» **Exercise prompt**: Rewrite the rows below, swapping "x-tick-label" for "x-axis-tick-label" wherever it occurs and leaving everything else unchanged.

Collected data entries
--
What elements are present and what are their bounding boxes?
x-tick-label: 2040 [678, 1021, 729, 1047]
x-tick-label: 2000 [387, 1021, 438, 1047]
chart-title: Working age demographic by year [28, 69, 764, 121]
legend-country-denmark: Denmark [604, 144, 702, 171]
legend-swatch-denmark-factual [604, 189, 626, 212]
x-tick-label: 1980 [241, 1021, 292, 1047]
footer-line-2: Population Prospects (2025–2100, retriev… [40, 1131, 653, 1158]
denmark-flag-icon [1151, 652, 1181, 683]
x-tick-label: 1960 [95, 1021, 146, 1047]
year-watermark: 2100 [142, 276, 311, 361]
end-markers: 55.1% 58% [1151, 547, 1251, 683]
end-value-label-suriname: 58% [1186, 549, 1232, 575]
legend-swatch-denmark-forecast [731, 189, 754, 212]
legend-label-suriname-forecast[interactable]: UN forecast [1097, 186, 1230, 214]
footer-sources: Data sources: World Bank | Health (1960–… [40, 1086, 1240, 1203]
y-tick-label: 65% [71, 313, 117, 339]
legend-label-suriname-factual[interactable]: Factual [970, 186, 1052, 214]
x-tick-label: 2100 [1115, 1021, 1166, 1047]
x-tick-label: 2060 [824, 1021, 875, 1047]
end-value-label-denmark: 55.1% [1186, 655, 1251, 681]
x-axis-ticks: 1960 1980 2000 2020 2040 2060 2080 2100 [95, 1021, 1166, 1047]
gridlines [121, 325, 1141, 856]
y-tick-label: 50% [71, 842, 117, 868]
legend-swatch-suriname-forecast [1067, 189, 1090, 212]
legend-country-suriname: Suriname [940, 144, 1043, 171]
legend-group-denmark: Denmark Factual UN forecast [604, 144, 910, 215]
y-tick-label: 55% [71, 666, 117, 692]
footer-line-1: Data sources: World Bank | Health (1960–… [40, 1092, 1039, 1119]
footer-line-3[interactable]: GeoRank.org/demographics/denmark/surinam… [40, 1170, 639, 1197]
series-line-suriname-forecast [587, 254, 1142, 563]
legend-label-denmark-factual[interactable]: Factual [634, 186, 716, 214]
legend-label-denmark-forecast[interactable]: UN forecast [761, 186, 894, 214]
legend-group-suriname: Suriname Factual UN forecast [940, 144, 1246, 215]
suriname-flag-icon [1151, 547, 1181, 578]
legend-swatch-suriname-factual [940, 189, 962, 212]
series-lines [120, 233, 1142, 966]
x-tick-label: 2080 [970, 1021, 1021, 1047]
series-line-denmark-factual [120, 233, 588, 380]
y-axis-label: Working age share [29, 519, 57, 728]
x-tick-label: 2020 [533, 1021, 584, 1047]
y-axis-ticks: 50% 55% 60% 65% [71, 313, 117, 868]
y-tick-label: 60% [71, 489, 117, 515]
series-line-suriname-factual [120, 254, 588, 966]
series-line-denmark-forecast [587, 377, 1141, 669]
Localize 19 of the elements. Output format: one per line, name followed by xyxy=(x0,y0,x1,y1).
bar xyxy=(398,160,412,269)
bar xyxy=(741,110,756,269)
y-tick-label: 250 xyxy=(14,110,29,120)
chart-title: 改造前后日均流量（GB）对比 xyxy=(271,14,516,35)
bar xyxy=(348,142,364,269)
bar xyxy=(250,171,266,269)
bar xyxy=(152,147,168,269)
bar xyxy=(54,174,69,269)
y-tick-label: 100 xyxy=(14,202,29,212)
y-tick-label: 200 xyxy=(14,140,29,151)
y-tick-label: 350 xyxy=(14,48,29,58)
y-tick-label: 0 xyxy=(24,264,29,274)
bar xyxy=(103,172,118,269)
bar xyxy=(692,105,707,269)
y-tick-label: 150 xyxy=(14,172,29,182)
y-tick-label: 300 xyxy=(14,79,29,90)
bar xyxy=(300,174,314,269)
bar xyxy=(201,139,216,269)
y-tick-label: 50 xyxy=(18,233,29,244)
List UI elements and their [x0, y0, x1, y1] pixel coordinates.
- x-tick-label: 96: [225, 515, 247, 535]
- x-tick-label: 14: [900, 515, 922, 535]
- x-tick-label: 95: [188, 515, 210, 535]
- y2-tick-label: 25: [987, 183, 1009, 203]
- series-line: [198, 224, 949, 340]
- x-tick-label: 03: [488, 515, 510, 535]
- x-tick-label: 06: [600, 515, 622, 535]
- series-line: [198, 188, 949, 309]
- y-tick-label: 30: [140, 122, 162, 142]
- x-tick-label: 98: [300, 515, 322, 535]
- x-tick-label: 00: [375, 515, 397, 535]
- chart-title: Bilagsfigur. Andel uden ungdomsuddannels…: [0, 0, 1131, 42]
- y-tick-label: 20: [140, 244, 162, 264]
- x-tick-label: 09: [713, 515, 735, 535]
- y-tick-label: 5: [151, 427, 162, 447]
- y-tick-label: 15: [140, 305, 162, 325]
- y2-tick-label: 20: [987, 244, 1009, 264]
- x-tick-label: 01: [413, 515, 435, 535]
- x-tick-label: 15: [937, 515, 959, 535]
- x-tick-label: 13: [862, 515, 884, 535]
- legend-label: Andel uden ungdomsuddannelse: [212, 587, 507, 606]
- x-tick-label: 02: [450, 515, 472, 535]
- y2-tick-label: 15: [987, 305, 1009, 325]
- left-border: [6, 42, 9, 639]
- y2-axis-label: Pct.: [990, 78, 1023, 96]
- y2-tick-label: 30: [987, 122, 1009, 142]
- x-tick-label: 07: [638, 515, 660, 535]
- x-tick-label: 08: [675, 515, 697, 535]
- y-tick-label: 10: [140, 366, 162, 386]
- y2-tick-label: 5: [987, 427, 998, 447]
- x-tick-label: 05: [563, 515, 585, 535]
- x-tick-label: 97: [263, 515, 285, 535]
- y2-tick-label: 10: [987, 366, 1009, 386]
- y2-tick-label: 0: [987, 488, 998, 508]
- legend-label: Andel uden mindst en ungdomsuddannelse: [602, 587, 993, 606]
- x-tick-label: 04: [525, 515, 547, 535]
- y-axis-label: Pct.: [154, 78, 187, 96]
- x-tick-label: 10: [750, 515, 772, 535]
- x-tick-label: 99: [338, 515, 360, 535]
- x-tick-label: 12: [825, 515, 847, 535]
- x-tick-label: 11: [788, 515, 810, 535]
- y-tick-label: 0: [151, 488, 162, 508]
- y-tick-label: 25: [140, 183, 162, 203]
--
» **Result for this exercise**:
What elements are present and what are their bounding boxes?
x-axis-tick-label: 2040 [678, 1021, 729, 1047]
x-axis-tick-label: 2000 [387, 1021, 438, 1047]
chart-title: Working age demographic by year [28, 69, 764, 121]
legend-country-denmark: Denmark [604, 144, 702, 171]
legend-swatch-denmark-factual [604, 189, 626, 212]
x-axis-tick-label: 1980 [241, 1021, 292, 1047]
footer-line-2: Population Prospects (2025–2100, retriev… [40, 1131, 653, 1158]
denmark-flag-icon [1151, 652, 1181, 683]
x-axis-tick-label: 1960 [95, 1021, 146, 1047]
year-watermark: 2100 [142, 276, 311, 361]
end-markers: 55.1% 58% [1151, 547, 1251, 683]
end-value-label-suriname: 58% [1186, 549, 1232, 575]
legend-swatch-denmark-forecast [731, 189, 754, 212]
legend-label-suriname-forecast[interactable]: UN forecast [1097, 186, 1230, 214]
footer-sources: Data sources: World Bank | Health (1960–… [40, 1086, 1240, 1203]
y-tick-label: 65% [71, 313, 117, 339]
legend-label-suriname-factual[interactable]: Factual [970, 186, 1052, 214]
x-axis-tick-label: 2100 [1115, 1021, 1166, 1047]
x-axis-tick-label: 2060 [824, 1021, 875, 1047]
end-value-label-denmark: 55.1% [1186, 655, 1251, 681]
x-axis-ticks: 1960 1980 2000 2020 2040 2060 2080 2100 [95, 1021, 1166, 1047]
gridlines [121, 325, 1141, 856]
y-tick-label: 50% [71, 842, 117, 868]
legend-swatch-suriname-forecast [1067, 189, 1090, 212]
legend-country-suriname: Suriname [940, 144, 1043, 171]
legend-group-denmark: Denmark Factual UN forecast [604, 144, 910, 215]
y-tick-label: 55% [71, 666, 117, 692]
footer-line-1: Data sources: World Bank | Health (1960–… [40, 1092, 1039, 1119]
footer-line-3[interactable]: GeoRank.org/demographics/denmark/surinam… [40, 1170, 639, 1197]
series-line-suriname-forecast [587, 254, 1142, 563]
legend-label-denmark-factual[interactable]: Factual [634, 186, 716, 214]
legend-label-denmark-forecast[interactable]: UN forecast [761, 186, 894, 214]
legend-group-suriname: Suriname Factual UN forecast [940, 144, 1246, 215]
suriname-flag-icon [1151, 547, 1181, 578]
legend-swatch-suriname-factual [940, 189, 962, 212]
series-lines [120, 233, 1142, 966]
x-axis-tick-label: 2080 [970, 1021, 1021, 1047]
series-line-denmark-factual [120, 233, 588, 380]
y-axis-label: Working age share [29, 519, 57, 728]
x-axis-tick-label: 2020 [533, 1021, 584, 1047]
y-axis-ticks: 50% 55% 60% 65% [71, 313, 117, 868]
y-tick-label: 60% [71, 489, 117, 515]
series-line-suriname-factual [120, 254, 588, 966]
series-line-denmark-forecast [587, 377, 1141, 669]
Localize 19 of the elements. Output format: one per line, name followed by xyxy=(x0,y0,x1,y1).
bar xyxy=(398,160,412,269)
bar xyxy=(741,110,756,269)
y-tick-label: 250 xyxy=(14,110,29,120)
chart-title: 改造前后日均流量（GB）对比 xyxy=(271,14,516,35)
bar xyxy=(348,142,364,269)
bar xyxy=(250,171,266,269)
bar xyxy=(152,147,168,269)
bar xyxy=(54,174,69,269)
y-tick-label: 100 xyxy=(14,202,29,212)
y-tick-label: 200 xyxy=(14,140,29,151)
y-tick-label: 350 xyxy=(14,48,29,58)
y-tick-label: 0 xyxy=(24,264,29,274)
bar xyxy=(103,172,118,269)
bar xyxy=(692,105,707,269)
y-tick-label: 150 xyxy=(14,172,29,182)
y-tick-label: 300 xyxy=(14,79,29,90)
bar xyxy=(300,174,314,269)
bar xyxy=(201,139,216,269)
y-tick-label: 50 xyxy=(18,233,29,244)
List UI elements and their [x0, y0, x1, y1] pixel coordinates.
- x-axis-tick-label: 96: [225, 515, 247, 535]
- x-axis-tick-label: 14: [900, 515, 922, 535]
- x-axis-tick-label: 95: [188, 515, 210, 535]
- y2-tick-label: 25: [987, 183, 1009, 203]
- series-line: [198, 224, 949, 340]
- x-axis-tick-label: 03: [488, 515, 510, 535]
- x-axis-tick-label: 06: [600, 515, 622, 535]
- series-line: [198, 188, 949, 309]
- y-tick-label: 30: [140, 122, 162, 142]
- x-axis-tick-label: 98: [300, 515, 322, 535]
- x-axis-tick-label: 00: [375, 515, 397, 535]
- chart-title: Bilagsfigur. Andel uden ungdomsuddannels…: [0, 0, 1131, 42]
- y-tick-label: 20: [140, 244, 162, 264]
- x-axis-tick-label: 09: [713, 515, 735, 535]
- y-tick-label: 5: [151, 427, 162, 447]
- y-tick-label: 15: [140, 305, 162, 325]
- y2-tick-label: 20: [987, 244, 1009, 264]
- x-axis-tick-label: 01: [413, 515, 435, 535]
- x-axis-tick-label: 15: [937, 515, 959, 535]
- x-axis-tick-label: 13: [862, 515, 884, 535]
- legend-label: Andel uden ungdomsuddannelse: [212, 587, 507, 606]
- x-axis-tick-label: 02: [450, 515, 472, 535]
- y2-tick-label: 15: [987, 305, 1009, 325]
- left-border: [6, 42, 9, 639]
- y2-axis-label: Pct.: [990, 78, 1023, 96]
- y2-tick-label: 30: [987, 122, 1009, 142]
- x-axis-tick-label: 07: [638, 515, 660, 535]
- x-axis-tick-label: 08: [675, 515, 697, 535]
- y-tick-label: 10: [140, 366, 162, 386]
- y2-tick-label: 5: [987, 427, 998, 447]
- x-axis-tick-label: 05: [563, 515, 585, 535]
- x-axis-tick-label: 97: [263, 515, 285, 535]
- y2-tick-label: 10: [987, 366, 1009, 386]
- y2-tick-label: 0: [987, 488, 998, 508]
- legend-label: Andel uden mindst en ungdomsuddannelse: [602, 587, 993, 606]
- x-axis-tick-label: 04: [525, 515, 547, 535]
- y-axis-label: Pct.: [154, 78, 187, 96]
- x-axis-tick-label: 10: [750, 515, 772, 535]
- x-axis-tick-label: 99: [338, 515, 360, 535]
- x-axis-tick-label: 12: [825, 515, 847, 535]
- x-axis-tick-label: 11: [788, 515, 810, 535]
- y-tick-label: 0: [151, 488, 162, 508]
- y-tick-label: 25: [140, 183, 162, 203]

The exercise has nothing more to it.